[start Excerpted records]

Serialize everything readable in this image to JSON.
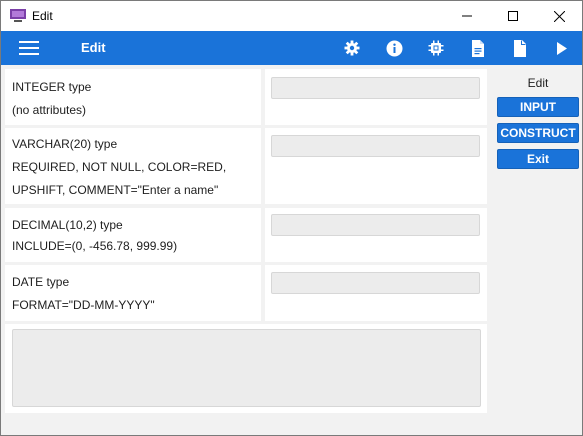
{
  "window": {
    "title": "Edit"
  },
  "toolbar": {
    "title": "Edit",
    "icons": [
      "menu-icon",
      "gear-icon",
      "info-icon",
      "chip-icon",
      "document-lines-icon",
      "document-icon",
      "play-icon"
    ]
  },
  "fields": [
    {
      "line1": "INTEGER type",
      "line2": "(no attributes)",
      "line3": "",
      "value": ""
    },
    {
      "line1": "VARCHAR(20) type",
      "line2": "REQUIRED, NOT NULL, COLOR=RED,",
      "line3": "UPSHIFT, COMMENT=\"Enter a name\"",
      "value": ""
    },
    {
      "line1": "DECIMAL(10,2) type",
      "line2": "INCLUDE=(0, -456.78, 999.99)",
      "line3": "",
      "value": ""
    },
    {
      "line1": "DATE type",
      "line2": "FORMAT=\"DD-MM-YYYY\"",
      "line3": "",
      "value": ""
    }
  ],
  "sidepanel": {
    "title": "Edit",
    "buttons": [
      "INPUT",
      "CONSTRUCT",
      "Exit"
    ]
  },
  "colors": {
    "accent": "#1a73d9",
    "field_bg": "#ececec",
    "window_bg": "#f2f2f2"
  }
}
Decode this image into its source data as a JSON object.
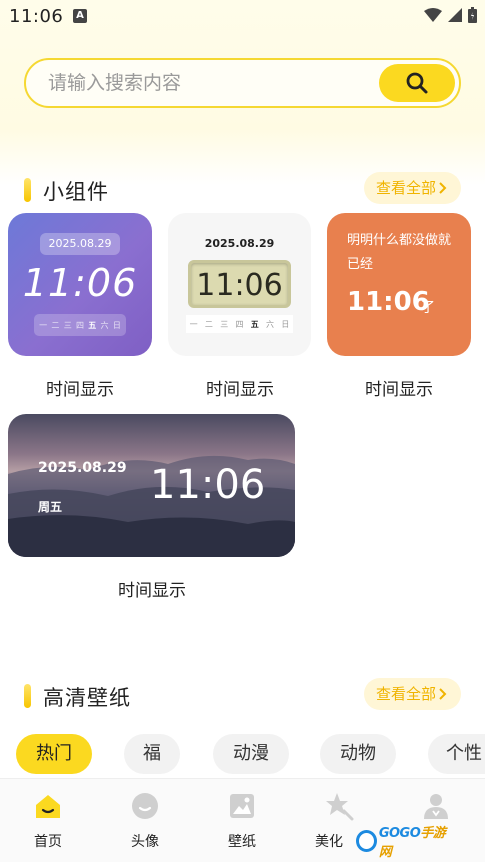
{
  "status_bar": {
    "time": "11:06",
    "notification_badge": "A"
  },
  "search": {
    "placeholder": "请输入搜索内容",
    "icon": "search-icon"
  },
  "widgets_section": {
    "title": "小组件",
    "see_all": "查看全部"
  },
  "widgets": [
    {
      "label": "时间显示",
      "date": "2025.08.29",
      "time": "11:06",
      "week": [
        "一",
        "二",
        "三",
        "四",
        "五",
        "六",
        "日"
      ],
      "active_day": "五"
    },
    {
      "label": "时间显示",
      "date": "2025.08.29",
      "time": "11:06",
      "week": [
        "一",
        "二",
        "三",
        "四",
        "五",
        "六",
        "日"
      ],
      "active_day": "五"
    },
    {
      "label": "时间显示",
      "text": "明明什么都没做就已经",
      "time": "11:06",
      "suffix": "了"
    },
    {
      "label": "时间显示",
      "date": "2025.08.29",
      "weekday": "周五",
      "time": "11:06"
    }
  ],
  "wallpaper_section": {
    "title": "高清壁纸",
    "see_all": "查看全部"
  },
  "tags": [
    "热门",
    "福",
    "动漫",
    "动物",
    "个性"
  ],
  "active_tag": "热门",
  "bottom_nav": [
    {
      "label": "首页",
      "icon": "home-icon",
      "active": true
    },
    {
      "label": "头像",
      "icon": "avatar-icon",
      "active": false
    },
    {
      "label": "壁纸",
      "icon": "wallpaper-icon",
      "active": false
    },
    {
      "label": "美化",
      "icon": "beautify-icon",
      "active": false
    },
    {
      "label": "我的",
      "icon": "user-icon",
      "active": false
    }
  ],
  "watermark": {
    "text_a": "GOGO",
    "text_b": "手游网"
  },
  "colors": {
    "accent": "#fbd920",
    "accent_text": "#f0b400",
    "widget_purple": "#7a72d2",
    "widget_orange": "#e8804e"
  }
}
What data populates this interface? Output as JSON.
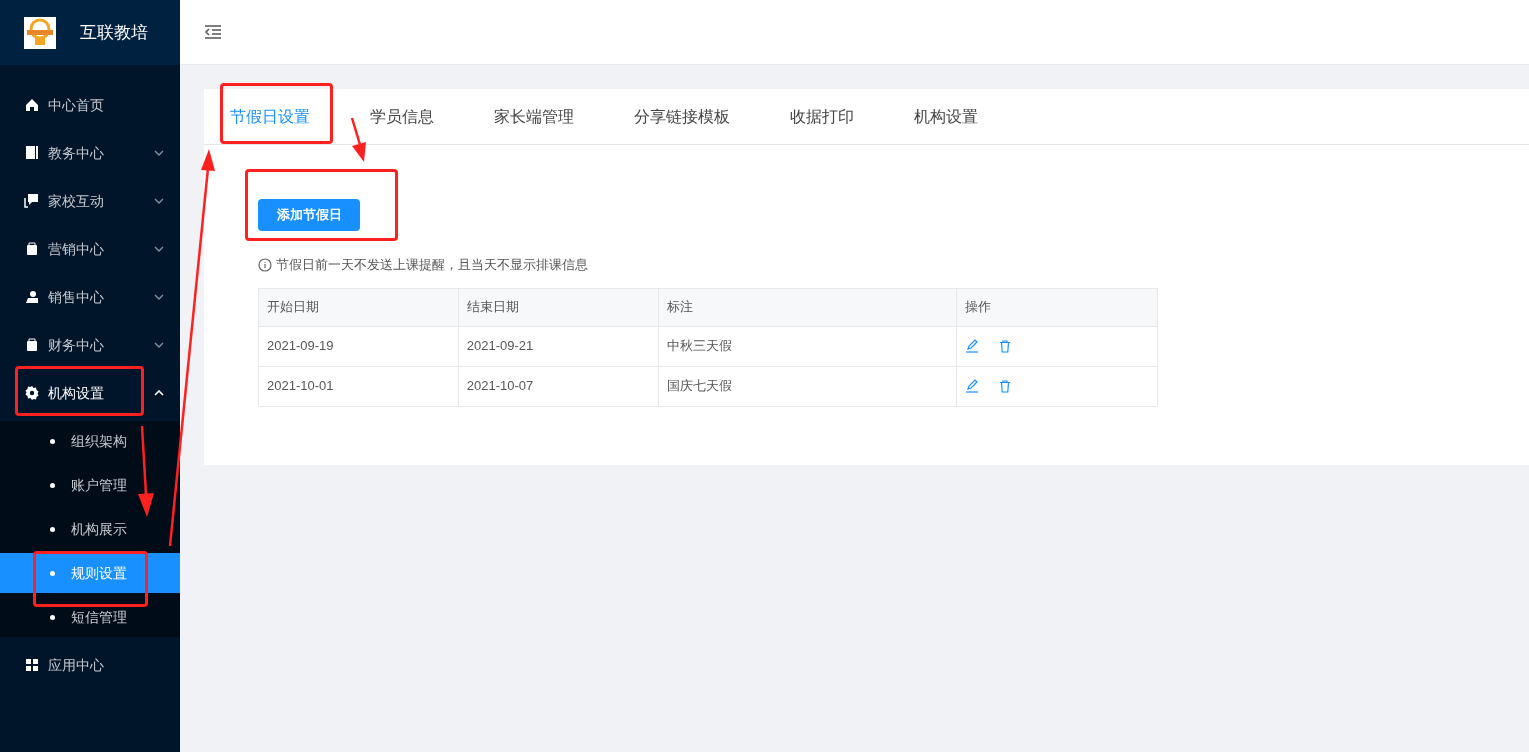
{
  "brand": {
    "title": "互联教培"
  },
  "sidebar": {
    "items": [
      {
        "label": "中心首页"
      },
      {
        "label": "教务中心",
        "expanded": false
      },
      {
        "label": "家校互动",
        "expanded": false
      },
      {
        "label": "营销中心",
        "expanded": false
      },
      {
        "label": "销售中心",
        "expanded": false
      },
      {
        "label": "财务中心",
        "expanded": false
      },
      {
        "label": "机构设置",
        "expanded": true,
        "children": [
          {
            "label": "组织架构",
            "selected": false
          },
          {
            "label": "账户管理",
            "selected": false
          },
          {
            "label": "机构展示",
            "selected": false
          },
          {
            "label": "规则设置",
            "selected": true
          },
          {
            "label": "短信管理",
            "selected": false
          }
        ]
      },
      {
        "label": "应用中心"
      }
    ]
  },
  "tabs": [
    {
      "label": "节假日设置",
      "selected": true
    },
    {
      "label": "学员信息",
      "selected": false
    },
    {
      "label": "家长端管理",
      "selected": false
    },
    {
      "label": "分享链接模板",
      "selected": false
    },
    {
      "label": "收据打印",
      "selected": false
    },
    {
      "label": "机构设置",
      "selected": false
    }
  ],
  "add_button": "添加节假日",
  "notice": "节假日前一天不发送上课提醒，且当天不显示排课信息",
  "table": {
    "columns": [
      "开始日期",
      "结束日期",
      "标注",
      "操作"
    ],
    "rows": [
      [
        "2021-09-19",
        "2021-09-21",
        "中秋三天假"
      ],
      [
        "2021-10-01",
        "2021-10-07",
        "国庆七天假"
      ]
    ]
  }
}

[end Excerpted records]

▶ **Written problem**
In the data above, count the lines where the word "this" appears; reply with the number only.

▶ **Answer in full**
3